Layout element annotations
※ ※ ※
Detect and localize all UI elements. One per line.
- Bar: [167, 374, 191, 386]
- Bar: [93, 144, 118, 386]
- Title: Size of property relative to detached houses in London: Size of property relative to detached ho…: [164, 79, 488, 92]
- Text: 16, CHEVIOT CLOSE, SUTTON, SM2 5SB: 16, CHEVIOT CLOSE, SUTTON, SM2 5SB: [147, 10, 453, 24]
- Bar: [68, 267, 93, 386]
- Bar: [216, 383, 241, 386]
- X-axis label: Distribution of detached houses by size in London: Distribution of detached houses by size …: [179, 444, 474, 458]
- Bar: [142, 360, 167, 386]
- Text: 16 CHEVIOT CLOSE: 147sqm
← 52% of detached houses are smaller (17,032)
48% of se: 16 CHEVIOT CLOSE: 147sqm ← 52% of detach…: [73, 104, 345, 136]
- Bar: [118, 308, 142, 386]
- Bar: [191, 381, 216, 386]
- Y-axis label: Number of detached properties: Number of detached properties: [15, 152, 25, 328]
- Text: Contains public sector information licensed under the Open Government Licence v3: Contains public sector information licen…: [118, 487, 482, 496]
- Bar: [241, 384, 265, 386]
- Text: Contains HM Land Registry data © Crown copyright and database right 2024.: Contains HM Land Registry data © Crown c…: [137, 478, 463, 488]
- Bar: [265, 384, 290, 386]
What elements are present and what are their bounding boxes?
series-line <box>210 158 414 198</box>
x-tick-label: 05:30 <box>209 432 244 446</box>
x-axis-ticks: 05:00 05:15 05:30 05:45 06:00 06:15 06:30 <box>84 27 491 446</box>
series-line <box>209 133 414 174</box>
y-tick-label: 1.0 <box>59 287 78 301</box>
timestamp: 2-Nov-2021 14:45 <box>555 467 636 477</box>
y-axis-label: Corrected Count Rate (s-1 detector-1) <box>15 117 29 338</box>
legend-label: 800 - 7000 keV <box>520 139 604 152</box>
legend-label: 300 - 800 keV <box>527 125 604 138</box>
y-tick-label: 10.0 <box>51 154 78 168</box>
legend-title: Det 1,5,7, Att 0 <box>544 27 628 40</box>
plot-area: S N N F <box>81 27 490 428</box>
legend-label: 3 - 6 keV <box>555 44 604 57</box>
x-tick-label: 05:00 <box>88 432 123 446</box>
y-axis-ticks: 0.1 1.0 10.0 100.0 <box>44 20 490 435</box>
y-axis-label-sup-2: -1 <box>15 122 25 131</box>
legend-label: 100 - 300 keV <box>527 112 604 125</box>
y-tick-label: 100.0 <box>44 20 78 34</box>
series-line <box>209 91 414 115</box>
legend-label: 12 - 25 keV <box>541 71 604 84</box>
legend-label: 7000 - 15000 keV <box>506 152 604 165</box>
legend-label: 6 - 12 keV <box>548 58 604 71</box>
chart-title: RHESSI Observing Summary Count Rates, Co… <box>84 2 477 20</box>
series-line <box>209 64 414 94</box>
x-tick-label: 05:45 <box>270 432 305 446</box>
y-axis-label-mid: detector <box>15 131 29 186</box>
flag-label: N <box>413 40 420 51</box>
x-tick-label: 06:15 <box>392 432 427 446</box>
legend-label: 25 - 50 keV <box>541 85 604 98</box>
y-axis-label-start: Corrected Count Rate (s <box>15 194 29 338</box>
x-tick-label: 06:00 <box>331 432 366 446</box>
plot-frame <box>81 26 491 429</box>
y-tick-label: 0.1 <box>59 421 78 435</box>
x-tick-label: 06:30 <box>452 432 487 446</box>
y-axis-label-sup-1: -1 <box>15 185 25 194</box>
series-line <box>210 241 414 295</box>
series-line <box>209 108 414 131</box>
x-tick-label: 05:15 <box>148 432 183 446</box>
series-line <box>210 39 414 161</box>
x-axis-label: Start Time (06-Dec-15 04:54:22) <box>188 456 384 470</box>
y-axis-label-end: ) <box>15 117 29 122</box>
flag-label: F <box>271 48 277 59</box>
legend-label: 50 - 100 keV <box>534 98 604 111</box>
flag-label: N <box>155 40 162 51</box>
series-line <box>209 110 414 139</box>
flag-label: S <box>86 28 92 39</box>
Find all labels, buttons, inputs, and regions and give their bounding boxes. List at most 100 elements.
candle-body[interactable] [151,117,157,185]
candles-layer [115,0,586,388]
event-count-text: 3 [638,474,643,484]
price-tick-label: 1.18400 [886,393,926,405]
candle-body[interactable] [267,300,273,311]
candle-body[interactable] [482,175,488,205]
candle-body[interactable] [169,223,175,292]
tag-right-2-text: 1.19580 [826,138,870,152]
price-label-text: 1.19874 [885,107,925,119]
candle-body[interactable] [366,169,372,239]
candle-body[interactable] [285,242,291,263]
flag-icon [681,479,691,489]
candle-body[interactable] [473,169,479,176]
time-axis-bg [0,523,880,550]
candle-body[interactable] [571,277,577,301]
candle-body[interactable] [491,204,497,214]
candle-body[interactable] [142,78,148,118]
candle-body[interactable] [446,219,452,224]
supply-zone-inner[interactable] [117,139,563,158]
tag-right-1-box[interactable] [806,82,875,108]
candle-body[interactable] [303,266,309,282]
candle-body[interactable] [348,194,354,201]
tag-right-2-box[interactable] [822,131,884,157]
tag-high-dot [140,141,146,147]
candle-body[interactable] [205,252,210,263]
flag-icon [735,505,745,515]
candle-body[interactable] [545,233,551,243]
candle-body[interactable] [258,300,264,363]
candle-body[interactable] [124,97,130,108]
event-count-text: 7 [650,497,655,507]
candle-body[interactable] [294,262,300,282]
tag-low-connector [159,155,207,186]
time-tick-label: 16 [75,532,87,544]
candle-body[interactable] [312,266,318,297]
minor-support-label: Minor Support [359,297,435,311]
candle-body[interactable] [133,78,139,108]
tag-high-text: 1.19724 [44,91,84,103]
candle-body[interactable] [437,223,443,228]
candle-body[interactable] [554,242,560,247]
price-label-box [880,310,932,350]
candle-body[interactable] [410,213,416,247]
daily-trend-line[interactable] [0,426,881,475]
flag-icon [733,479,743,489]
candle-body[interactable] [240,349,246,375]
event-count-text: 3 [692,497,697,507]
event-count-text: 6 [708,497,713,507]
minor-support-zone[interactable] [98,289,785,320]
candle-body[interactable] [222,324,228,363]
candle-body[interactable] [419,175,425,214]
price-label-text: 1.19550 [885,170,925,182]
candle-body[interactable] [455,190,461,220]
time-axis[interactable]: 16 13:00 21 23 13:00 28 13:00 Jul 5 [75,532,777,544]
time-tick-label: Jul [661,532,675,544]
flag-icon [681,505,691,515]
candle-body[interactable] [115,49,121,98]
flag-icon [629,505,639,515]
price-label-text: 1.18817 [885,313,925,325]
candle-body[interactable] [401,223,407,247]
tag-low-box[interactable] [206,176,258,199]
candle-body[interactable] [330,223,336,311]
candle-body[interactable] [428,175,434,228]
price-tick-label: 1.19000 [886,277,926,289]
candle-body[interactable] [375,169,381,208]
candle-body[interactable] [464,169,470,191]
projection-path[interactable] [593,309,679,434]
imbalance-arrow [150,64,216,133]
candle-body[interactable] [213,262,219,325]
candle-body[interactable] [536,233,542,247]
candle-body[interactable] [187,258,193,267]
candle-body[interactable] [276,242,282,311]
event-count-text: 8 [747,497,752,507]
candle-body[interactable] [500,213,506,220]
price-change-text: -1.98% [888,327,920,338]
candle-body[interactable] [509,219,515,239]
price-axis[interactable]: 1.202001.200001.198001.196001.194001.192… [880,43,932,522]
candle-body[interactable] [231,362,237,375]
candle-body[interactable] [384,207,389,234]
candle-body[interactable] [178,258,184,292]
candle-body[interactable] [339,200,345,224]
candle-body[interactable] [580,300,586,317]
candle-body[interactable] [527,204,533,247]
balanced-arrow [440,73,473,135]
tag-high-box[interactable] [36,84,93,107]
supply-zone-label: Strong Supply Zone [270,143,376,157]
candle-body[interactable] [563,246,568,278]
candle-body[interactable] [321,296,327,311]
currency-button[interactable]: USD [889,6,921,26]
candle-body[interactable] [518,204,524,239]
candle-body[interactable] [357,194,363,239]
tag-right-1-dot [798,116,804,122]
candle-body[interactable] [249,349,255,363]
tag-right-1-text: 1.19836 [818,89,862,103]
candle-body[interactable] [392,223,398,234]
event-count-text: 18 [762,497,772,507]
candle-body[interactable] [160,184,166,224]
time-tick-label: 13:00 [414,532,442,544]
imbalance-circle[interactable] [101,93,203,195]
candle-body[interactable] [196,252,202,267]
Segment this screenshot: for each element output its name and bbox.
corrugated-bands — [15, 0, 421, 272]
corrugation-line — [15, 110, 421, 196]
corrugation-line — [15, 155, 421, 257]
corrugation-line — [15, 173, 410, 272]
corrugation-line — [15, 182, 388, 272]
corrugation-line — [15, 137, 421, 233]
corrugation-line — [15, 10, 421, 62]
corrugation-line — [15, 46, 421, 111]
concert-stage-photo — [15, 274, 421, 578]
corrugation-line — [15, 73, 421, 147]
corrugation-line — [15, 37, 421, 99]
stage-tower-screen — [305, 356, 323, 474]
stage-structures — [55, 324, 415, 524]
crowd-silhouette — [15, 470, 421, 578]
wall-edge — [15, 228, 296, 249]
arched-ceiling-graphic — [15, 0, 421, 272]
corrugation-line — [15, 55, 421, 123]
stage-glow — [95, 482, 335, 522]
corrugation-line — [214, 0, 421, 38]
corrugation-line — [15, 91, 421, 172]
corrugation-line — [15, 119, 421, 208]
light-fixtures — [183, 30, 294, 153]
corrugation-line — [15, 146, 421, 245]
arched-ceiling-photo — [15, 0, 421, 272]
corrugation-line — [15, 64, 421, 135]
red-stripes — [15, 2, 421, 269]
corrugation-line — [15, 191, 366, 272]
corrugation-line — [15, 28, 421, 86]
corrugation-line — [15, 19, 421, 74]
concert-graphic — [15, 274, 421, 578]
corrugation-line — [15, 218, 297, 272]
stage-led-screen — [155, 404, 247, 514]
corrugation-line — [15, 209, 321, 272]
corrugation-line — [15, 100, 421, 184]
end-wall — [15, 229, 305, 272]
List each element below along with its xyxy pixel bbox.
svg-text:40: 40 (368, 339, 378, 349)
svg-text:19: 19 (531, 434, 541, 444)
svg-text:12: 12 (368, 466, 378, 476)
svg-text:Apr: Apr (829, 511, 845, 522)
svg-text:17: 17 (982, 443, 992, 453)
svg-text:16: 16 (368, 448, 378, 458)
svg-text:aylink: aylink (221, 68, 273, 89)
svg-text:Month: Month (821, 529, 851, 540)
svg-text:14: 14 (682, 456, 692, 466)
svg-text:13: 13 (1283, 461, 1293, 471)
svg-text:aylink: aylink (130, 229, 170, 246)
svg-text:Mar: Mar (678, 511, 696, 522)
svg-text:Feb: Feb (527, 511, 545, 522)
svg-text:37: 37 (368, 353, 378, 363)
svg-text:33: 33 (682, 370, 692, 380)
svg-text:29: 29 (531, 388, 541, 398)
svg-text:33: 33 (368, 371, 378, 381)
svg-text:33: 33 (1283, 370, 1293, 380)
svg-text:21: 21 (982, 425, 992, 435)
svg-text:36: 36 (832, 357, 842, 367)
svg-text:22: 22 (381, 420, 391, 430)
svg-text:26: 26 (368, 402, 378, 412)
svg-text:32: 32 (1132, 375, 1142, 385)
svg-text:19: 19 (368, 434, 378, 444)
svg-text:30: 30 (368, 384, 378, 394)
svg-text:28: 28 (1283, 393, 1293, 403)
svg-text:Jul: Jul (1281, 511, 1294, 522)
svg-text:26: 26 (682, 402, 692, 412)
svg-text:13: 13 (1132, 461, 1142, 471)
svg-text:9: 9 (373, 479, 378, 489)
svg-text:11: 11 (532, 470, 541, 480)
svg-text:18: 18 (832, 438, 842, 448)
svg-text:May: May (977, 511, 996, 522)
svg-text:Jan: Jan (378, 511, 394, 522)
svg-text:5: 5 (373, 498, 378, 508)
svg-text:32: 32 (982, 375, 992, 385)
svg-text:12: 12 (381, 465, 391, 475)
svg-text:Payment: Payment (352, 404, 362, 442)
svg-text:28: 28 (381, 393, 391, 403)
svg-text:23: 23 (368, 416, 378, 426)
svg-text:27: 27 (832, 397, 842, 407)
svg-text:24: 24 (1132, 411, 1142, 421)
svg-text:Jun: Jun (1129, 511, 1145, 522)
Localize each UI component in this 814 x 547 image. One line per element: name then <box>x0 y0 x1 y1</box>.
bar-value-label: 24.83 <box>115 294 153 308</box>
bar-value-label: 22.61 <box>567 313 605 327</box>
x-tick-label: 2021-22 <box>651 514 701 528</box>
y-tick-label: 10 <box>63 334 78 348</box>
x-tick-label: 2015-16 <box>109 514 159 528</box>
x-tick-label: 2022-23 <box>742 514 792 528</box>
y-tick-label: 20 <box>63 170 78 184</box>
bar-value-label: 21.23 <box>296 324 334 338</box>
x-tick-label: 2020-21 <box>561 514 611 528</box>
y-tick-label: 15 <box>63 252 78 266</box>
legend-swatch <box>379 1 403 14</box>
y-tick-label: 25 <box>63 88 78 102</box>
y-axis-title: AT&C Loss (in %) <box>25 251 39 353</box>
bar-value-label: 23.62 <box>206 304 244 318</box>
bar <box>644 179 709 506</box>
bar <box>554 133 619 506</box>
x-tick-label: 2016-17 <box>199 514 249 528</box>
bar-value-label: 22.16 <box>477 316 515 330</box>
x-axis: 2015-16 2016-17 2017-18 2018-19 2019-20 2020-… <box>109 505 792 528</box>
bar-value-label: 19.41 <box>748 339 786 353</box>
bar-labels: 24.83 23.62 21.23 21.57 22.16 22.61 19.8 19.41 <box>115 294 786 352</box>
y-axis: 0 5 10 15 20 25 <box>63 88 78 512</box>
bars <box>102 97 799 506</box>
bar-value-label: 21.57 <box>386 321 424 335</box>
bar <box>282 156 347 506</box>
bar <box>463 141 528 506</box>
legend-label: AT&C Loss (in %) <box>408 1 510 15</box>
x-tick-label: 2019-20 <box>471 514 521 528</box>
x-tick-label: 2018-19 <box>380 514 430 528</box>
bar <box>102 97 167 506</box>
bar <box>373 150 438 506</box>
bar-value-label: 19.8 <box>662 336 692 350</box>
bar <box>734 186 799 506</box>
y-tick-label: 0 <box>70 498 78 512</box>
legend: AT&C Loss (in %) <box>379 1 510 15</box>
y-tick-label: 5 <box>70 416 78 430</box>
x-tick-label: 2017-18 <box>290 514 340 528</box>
※ ※ ※
Transcribe the listing above word for word, from its first line down to and including the line "- Bar: [68, 267, 93, 386]".

Response to the task:
Detect and localize all UI elements. One per line.
- Bar: [167, 374, 191, 386]
- Bar: [93, 144, 118, 386]
- Title: Size of property relative to detached houses in London: Size of property relative to detached ho…: [164, 79, 488, 92]
- Text: 16, CHEVIOT CLOSE, SUTTON, SM2 5SB: 16, CHEVIOT CLOSE, SUTTON, SM2 5SB: [147, 10, 453, 24]
- Bar: [68, 267, 93, 386]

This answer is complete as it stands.